Passage provided →
::::

Gemma4 LLM

Run Google's Gemma 4 locally with vision. A fully offline AI chat app powered by Gemma 4 E2B — no cloud, no API keys, no accounts.

Downloads

Platform	File	Size
Windows	Gemma4-LLM.zip	5.05 GB
Android	gemma4-llm.apk	4.1 GB

Both bundles include the model, inference engine, and chat UI. Nothing else to install.

About

Gemma4 LLM bundles everything needed to run Google's Gemma 4 E2B model on your device — the model weights, inference engine, and chat UI are all included.

Gemma 4 E2B is natively multimodal — it understands both text and images out of the box. This isn't a bolt-on vision module; image understanding is built into the model architecture.

Natively multimodal: Text and image understanding built into the model
Fully offline: No internet connection required after install
GPU accelerated: Uses CUDA on Windows, CPU on Android (arm64)

::::

Material provided →
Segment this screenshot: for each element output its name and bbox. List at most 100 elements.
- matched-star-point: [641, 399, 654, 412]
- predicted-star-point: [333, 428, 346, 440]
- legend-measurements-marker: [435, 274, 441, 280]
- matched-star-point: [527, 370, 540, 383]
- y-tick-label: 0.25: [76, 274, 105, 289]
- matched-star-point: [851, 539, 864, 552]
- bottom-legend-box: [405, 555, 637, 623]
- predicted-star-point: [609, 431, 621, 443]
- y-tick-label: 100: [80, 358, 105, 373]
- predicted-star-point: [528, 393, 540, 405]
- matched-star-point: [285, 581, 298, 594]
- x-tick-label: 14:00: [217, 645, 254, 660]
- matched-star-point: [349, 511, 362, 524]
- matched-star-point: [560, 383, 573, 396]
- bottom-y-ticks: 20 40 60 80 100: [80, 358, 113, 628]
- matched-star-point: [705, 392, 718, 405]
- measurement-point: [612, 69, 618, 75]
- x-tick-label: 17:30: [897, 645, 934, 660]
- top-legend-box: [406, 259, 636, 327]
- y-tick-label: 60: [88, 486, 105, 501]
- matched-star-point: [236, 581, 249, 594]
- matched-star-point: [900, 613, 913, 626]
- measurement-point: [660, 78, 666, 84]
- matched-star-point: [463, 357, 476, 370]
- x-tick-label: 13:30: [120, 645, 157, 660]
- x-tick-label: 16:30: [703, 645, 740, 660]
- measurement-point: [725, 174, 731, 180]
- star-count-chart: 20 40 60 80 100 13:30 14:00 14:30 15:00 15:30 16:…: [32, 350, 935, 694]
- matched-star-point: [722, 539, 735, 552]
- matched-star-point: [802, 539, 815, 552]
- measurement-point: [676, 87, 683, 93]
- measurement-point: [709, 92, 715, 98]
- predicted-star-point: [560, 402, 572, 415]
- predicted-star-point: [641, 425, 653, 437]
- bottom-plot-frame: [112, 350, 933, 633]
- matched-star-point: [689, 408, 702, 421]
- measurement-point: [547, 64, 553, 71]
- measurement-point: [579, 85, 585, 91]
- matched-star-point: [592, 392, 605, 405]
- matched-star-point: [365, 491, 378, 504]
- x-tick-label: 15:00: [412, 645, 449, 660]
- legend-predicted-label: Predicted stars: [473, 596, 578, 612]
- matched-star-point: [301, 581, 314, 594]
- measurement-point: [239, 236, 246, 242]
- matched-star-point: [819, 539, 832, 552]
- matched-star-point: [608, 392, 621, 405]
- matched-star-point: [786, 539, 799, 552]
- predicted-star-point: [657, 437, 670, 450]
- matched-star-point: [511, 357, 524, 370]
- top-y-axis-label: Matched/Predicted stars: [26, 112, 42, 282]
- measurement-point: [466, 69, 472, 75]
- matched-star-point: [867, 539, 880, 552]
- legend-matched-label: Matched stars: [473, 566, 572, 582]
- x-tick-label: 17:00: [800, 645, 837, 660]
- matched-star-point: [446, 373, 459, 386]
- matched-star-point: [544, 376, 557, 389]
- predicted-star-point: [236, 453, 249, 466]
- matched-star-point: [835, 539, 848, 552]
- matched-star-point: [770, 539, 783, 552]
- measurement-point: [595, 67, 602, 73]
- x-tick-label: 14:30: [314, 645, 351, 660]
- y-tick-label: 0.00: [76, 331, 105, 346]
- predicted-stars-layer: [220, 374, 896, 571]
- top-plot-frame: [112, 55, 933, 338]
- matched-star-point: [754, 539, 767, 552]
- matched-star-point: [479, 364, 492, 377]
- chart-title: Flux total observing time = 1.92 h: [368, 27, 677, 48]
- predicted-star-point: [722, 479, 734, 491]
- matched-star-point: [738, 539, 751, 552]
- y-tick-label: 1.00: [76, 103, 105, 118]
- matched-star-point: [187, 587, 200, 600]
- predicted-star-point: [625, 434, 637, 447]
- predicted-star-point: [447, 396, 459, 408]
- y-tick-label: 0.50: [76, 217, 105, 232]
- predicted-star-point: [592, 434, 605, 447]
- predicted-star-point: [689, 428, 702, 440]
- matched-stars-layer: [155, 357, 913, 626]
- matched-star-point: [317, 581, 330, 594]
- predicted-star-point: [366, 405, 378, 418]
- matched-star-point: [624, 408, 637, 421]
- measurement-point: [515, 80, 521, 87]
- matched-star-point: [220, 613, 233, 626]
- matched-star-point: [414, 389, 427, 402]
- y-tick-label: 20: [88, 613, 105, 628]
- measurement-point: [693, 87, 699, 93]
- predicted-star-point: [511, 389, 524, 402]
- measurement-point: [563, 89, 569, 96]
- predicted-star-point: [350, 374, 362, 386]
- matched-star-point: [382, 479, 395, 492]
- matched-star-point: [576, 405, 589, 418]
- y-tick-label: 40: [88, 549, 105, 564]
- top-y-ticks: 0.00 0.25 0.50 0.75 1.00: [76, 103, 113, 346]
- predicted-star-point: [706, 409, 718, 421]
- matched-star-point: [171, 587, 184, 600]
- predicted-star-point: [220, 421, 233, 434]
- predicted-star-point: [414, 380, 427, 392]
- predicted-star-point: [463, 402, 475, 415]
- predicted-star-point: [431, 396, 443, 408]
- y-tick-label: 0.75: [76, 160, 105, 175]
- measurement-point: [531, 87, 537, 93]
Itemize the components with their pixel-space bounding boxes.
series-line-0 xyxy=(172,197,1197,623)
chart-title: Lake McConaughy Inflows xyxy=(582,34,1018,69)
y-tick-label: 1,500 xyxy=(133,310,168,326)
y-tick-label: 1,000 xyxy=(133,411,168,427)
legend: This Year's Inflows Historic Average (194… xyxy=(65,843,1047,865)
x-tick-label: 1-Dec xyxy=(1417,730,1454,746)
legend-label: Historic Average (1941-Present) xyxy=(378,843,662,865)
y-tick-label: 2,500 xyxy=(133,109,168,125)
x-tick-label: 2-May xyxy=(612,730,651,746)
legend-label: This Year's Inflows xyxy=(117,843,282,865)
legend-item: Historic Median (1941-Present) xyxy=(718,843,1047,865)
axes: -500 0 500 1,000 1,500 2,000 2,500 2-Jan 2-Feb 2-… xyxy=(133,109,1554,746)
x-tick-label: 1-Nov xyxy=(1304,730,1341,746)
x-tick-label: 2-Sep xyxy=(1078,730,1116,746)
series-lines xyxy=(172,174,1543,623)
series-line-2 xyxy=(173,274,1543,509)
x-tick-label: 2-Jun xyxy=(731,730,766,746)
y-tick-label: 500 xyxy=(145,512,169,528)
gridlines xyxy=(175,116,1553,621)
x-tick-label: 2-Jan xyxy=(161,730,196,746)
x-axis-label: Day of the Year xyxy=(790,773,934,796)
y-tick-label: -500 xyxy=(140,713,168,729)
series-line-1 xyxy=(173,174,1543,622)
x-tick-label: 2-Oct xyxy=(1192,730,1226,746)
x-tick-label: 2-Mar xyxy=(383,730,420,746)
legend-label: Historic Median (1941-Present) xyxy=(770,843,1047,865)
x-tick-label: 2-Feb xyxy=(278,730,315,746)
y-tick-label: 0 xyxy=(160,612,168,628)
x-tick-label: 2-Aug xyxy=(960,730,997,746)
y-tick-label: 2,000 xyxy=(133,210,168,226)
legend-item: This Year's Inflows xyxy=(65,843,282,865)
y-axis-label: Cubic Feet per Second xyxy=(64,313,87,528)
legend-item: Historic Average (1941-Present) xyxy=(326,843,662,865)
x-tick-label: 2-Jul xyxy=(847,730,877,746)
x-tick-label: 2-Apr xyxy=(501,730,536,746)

::::

What you will do →
- a) Reproduce everything from "Run Google's Gemma 4 locally" down to "else to install." in the Gemma4 LLM page, with "chat UI" renamed "chat interface".
- b) Decide whether each statement agrees with the Gemma4 LLM page, answering yes or no and quoting the words from it that settle the matter: (i) The Android download is larger than the Windows download. (ii) The app needs an internet connection after it is installed. (iii) On Android, the app runs on the CPU.
- c) Pick up the Gemma4 LLM page after its final line and keep writing it.
The material is not needed for any of this.

Response list →
- a)
Run Google's Gemma 4 locally with vision. A fully offline AI chat app powered by Gemma 4 E2B — no cloud, no API keys, no accounts.

Downloads

Platform	File	Size
Windows	Gemma4-LLM.zip	5.05 GB
Android	gemma4-llm.apk	4.1 GB

Both bundles include the model, inference engine, and chat interface. Nothing else to install.

- b)
(i) No: "Windows	Gemma4-LLM.zip	5.05 GB" and "Android	gemma4-llm.apk	4.1 GB"
(ii) No: "No internet connection required after install"
(iii) Yes: "CPU on Android (arm64)"

- c)
Stock llama.cpp: Built on official ggml-org/llama.cpp release b8683

Model Details


Base model	google/gemma-4-e2b-it
Architecture	Mixture-of-Experts (5.1B total, 2.3B active)
Quantization	Q4_K_M (GGUF) via unsloth
Model file	gemma-4-E2B-it-Q4_K_M.gguf (2.96 GB)
Image encoder	mmproj-F16.gguf (940 MB) — part of Gemma 4's native vision architecture
License	Apache 2.0

Windows

Download and extract Gemma4-LLM.zip
Double-click Gemma4-LLM.exe — a native window opens with the chat UI
The model loads automatically on startup

The zip contains the EXE and a models/ folder side by side. Bundles CUDA runtime for GPU acceleration — falls back to CPU if no GPU is available.

Android

Download gemma4-llm.apk
Enable "Install from unknown sources" in Settings
Install and open — first launch extracts the model (~3 min)

Requirements:

Android 9+ with arm64 (64-bit) processor
8+ GB RAM recommended
Runs as a foreground service with status notification
Model is bundled inside the APK (split into chunks, reassembled on first launch)

Technical Details

Inference: llama.cpp server running locally on port 8080
Context length: 4096 tokens (mobile), 8192 tokens (desktop)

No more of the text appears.